WHAT THE TASK REQUIRES: Locate each line in the records containing "method". Copy it.

● ● ● ● ● ● ●

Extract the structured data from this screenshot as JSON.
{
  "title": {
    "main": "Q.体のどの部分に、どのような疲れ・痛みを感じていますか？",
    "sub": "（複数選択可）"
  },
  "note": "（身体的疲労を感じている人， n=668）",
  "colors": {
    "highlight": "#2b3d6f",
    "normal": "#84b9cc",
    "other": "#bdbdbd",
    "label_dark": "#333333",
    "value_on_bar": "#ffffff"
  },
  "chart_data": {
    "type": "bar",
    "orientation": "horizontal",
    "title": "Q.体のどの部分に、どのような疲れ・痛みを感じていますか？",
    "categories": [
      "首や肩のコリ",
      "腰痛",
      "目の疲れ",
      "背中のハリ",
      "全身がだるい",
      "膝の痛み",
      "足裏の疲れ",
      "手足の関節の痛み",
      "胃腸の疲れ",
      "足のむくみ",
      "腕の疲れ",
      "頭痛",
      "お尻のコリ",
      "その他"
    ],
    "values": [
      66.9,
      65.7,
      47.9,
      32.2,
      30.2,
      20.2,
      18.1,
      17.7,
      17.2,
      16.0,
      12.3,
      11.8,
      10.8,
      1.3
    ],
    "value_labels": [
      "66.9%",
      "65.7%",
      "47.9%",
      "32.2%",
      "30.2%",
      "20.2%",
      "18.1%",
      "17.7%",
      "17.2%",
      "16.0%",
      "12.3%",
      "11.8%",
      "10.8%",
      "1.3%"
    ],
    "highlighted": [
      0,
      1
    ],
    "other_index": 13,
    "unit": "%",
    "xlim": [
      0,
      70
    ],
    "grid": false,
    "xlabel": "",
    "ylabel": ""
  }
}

● ● ● ● ● ● ●

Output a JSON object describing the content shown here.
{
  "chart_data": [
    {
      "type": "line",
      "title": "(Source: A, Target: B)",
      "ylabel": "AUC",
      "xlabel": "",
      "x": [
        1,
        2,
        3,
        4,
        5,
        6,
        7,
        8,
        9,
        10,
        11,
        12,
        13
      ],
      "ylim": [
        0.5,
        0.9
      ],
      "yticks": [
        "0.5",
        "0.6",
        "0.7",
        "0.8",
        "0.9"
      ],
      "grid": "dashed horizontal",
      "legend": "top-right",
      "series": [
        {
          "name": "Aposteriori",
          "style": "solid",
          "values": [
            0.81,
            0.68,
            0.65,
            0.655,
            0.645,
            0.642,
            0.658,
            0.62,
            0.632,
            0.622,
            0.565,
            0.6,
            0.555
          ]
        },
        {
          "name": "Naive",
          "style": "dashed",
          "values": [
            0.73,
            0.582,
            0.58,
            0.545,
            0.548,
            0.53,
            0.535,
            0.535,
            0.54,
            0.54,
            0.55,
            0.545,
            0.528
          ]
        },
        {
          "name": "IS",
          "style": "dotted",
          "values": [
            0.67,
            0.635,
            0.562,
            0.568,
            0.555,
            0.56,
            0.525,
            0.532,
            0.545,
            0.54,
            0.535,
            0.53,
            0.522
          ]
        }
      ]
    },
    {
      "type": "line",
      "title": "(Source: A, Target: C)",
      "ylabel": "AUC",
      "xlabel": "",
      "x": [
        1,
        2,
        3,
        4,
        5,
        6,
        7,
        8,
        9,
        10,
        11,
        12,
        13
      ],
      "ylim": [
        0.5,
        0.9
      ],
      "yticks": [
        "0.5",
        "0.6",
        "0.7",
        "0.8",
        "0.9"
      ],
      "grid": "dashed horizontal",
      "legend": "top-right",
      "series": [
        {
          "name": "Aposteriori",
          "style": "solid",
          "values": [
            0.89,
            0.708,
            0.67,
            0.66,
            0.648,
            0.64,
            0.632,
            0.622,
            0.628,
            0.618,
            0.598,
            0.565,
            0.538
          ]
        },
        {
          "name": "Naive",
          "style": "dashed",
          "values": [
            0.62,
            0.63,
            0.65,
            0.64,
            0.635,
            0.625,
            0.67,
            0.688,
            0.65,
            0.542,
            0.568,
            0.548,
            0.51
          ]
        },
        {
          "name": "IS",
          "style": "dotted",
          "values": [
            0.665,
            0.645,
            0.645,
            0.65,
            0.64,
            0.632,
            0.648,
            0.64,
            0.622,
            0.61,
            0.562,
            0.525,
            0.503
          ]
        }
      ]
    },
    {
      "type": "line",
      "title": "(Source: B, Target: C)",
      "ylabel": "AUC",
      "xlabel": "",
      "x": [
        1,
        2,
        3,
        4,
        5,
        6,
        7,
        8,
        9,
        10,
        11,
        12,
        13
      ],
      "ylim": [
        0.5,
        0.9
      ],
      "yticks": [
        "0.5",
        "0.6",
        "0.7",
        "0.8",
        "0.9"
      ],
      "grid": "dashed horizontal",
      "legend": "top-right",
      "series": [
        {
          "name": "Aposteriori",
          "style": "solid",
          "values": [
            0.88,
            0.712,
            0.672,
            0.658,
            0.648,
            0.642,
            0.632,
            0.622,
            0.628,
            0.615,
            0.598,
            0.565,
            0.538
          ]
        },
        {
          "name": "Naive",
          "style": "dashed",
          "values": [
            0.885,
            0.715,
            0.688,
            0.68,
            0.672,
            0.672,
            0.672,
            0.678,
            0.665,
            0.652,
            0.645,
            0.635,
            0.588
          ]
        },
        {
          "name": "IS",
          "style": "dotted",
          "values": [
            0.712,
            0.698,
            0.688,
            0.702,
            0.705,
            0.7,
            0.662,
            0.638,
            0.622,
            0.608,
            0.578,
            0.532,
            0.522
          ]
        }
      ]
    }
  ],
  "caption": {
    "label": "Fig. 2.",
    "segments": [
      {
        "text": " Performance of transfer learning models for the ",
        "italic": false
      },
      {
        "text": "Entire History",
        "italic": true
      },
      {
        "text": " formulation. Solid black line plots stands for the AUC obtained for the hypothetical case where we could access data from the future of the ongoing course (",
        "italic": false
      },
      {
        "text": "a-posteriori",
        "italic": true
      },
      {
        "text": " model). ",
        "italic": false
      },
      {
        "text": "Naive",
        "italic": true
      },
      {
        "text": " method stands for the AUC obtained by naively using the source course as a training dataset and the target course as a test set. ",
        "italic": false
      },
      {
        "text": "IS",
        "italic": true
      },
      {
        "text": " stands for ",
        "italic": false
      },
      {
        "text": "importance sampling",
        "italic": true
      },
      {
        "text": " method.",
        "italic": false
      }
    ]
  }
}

● ● ● ● ● ● ●

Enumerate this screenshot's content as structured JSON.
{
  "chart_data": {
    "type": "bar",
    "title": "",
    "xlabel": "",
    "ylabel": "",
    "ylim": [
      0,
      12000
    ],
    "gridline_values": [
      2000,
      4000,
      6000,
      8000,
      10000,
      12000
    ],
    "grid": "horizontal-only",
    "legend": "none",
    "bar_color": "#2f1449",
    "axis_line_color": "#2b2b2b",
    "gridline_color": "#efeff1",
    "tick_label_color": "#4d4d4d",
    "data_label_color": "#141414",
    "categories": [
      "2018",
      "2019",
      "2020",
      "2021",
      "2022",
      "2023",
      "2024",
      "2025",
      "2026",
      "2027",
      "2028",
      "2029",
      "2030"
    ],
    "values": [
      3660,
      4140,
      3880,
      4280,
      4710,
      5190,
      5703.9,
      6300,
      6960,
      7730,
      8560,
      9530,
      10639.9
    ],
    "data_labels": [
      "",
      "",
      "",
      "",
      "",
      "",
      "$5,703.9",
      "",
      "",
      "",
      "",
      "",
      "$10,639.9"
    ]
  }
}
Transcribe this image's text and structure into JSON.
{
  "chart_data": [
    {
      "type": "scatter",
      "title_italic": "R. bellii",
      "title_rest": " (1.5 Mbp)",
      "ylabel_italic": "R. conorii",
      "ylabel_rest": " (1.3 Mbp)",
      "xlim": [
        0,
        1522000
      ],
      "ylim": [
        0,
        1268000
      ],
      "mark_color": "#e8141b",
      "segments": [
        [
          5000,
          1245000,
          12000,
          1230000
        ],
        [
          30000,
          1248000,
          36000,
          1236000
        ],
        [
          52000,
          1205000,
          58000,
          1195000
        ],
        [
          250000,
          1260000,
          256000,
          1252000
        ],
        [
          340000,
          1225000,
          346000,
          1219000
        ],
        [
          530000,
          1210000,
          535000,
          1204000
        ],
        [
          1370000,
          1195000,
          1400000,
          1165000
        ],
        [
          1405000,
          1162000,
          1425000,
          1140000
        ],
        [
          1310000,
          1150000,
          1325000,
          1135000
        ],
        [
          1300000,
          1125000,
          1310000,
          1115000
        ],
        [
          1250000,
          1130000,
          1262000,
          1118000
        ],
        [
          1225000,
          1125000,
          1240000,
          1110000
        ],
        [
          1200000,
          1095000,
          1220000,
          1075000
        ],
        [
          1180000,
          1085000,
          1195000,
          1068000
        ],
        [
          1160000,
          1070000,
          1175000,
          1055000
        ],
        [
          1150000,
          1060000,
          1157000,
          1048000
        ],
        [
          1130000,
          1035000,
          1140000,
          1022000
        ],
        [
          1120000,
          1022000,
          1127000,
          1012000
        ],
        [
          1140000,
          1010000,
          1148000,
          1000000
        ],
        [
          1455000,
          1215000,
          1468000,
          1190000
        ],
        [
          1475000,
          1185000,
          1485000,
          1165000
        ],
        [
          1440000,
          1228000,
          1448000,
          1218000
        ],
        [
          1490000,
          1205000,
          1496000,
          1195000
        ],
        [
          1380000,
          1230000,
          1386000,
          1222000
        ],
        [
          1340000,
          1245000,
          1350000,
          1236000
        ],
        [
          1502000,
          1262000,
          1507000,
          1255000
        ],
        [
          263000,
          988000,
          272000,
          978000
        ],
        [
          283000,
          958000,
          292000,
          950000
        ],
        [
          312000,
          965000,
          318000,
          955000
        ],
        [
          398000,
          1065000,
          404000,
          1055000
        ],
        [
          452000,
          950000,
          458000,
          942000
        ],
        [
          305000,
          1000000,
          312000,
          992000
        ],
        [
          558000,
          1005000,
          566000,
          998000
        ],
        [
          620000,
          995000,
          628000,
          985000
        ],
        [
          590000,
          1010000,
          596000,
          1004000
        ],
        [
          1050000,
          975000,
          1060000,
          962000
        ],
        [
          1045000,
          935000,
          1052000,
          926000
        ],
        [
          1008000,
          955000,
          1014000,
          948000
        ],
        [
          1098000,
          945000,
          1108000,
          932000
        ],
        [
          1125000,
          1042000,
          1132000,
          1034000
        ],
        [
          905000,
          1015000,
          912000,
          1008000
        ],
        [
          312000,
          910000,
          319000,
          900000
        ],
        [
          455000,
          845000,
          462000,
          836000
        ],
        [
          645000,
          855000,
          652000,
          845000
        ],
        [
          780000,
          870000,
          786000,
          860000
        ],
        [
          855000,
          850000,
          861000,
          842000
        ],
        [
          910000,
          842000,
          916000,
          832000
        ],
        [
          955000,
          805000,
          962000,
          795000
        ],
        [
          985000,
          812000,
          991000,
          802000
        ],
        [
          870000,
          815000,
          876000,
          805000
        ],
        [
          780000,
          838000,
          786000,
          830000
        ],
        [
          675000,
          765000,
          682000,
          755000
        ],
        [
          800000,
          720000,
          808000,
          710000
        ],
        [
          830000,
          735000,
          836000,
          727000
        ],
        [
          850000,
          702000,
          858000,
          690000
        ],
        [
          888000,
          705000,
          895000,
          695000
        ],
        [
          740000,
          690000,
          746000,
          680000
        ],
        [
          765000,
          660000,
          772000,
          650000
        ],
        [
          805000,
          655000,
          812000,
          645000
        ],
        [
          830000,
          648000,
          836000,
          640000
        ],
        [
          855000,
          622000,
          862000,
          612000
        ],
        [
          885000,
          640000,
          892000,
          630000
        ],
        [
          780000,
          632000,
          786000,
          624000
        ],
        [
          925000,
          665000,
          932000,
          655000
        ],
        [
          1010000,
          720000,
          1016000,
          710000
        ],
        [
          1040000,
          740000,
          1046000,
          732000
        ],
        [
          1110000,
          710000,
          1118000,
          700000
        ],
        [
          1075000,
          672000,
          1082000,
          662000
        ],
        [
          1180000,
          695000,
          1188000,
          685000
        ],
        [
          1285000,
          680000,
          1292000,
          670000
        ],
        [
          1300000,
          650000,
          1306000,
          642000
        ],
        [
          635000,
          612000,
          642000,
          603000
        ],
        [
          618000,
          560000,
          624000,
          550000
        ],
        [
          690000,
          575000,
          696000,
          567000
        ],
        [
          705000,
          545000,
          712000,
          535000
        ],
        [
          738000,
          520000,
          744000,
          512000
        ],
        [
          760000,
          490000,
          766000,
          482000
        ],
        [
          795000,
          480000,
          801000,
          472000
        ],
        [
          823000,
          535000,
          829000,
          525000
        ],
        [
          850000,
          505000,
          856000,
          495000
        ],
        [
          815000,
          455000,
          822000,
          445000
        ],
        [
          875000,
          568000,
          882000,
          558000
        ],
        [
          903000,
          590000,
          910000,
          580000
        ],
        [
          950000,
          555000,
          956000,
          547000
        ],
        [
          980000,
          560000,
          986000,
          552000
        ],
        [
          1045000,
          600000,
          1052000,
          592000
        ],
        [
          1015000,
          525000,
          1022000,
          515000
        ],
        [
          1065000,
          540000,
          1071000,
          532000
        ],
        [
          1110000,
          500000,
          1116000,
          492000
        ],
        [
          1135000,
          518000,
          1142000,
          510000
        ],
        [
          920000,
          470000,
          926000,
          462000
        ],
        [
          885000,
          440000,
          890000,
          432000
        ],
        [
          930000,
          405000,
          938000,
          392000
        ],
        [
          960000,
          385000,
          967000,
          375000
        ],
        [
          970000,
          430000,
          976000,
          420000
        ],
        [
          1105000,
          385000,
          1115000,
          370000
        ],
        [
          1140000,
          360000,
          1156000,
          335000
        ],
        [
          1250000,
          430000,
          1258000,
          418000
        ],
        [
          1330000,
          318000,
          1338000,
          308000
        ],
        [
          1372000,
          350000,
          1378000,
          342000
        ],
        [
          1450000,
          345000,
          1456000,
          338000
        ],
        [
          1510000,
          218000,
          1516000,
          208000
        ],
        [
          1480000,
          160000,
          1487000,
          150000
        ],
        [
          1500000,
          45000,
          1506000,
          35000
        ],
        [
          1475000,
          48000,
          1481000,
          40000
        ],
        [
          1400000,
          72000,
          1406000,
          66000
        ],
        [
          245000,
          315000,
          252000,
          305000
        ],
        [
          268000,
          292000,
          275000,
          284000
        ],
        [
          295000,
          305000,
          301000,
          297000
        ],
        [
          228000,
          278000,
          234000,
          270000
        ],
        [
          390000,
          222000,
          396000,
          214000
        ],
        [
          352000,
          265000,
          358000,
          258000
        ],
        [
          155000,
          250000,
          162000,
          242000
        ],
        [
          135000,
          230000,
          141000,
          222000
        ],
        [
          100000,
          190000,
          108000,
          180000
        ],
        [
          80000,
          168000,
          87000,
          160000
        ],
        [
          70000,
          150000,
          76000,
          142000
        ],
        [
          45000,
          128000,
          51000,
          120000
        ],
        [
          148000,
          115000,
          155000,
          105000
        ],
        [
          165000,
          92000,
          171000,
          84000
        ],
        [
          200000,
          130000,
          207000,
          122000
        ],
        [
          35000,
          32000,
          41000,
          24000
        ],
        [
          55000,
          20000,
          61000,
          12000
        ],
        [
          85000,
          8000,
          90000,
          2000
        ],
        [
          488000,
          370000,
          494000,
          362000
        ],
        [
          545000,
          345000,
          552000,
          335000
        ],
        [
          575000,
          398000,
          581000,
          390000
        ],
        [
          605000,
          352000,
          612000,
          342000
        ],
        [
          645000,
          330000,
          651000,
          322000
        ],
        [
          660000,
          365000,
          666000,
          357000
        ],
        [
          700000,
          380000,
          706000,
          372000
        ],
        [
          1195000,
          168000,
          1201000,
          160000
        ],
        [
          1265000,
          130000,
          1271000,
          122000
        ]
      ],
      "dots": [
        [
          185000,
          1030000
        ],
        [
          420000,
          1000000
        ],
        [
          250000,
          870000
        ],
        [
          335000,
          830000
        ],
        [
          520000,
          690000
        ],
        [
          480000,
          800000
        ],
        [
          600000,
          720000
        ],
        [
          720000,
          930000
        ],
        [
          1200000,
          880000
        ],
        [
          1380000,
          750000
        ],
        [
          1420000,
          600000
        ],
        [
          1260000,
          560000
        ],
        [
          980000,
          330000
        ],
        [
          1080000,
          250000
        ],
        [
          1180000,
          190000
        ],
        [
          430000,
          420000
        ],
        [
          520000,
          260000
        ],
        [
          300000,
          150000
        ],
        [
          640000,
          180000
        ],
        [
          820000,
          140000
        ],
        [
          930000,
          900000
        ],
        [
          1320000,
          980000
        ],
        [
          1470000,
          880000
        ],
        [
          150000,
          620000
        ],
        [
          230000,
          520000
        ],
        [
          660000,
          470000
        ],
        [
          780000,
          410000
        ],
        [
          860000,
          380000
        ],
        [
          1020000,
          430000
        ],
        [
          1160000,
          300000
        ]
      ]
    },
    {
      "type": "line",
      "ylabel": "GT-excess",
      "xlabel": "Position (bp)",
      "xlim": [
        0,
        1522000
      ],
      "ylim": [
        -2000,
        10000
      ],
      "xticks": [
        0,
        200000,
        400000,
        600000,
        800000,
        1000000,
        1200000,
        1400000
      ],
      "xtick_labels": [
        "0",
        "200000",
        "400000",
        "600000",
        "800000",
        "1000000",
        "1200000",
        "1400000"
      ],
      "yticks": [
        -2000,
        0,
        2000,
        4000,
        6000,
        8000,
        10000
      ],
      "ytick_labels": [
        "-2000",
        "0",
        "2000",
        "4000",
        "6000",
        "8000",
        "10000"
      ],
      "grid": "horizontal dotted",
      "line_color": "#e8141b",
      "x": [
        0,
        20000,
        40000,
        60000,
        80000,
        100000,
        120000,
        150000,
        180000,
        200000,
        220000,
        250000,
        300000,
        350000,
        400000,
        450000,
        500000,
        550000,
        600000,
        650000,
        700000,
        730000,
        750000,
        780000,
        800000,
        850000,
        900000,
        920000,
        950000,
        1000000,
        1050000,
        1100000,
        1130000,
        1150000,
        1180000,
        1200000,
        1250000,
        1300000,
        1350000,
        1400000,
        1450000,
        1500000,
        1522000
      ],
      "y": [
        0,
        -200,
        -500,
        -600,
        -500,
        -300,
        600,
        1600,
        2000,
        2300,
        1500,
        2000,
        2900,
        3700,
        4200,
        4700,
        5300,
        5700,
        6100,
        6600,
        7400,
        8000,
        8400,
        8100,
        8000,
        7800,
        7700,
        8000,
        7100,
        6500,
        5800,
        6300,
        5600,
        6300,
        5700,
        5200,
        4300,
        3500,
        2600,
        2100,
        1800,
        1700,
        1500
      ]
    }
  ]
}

● ● ● ● ● ● ●

WRITTEN ANSWER:
        "text": " method stands for the AUC obtained by naively using the source course as a training dataset and the target course as a test set. ",
        "text": " method.",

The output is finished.